:: EXERCISE DIRECTIONS ::
Skip the pictures and extract all of the lines exactly as written.

:: DATA ::
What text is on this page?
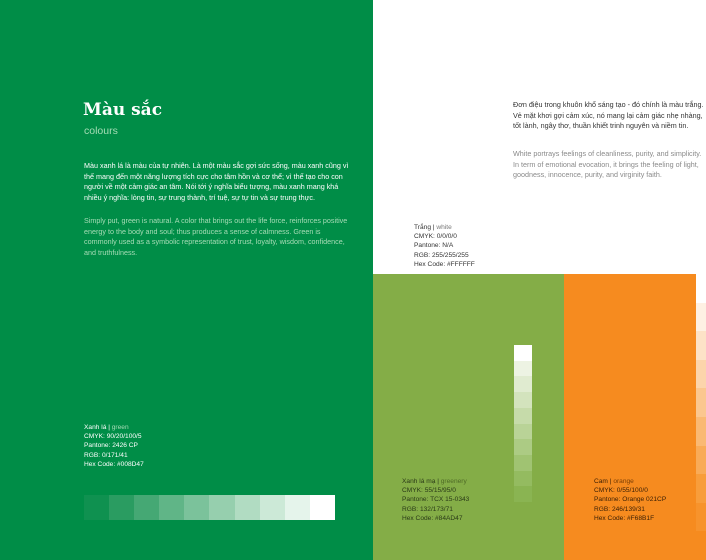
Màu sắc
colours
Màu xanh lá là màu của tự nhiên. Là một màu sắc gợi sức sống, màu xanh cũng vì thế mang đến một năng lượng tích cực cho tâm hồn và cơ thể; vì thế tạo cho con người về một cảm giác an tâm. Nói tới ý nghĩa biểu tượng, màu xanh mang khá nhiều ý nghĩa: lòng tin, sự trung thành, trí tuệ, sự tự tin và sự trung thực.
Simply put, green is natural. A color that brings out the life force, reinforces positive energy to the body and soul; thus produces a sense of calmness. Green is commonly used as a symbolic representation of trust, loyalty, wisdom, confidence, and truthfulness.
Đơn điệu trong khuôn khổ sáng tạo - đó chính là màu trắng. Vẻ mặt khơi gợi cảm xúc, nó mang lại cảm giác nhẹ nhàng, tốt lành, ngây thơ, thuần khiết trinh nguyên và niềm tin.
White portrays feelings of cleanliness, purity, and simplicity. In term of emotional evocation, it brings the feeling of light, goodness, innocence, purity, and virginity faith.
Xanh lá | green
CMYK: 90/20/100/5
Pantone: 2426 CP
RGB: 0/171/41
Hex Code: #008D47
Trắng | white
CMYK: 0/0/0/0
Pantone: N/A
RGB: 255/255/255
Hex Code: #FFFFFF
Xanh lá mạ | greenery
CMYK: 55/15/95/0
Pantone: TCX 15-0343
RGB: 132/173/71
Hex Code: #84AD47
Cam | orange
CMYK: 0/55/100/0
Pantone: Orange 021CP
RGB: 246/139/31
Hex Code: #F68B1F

:: RESPONSE ::
What text is on this page?
Màu sắc
colours
Màu xanh lá là màu của tự nhiên. Là một màu sắc gợi sức sống, màu xanh cũng vì thế mang đến một năng lượng tích cực cho tâm hồn và cơ thể; vì thế tạo cho con người về một cảm giác an tâm. Nói tới ý nghĩa biểu tượng, màu xanh mang khá nhiều ý nghĩa: lòng tin, sự trung thành, trí tuệ, sự tự tin và sự trung thực.
Simply put, green is natural. A color that brings out the life force, reinforces positive energy to the body and soul; thus produces a sense of calmness. Green is commonly used as a symbolic representation of trust, loyalty, wisdom, confidence, and truthfulness.
Đơn điệu trong khuôn khổ sáng tạo - đó chính là màu trắng. Vẻ mặt khơi gợi cảm xúc, nó mang lại cảm giác nhẹ nhàng, tốt lành, ngây thơ, thuần khiết trinh nguyên và niềm tin.
White portrays feelings of cleanliness, purity, and simplicity. In term of emotional evocation, it brings the feeling of light, goodness, innocence, purity, and virginity faith.
Xanh lá | green
CMYK: 90/20/100/5
Pantone: 2426 CP
RGB: 0/171/41
Hex Code: #008D47
Trắng | white
CMYK: 0/0/0/0
Pantone: N/A
RGB: 255/255/255
Hex Code: #FFFFFF
Xanh lá mạ | greenery
CMYK: 55/15/95/0
Pantone: TCX 15-0343
RGB: 132/173/71
Hex Code: #84AD47
Cam | orange
CMYK: 0/55/100/0
Pantone: Orange 021CP
RGB: 246/139/31
Hex Code: #F68B1F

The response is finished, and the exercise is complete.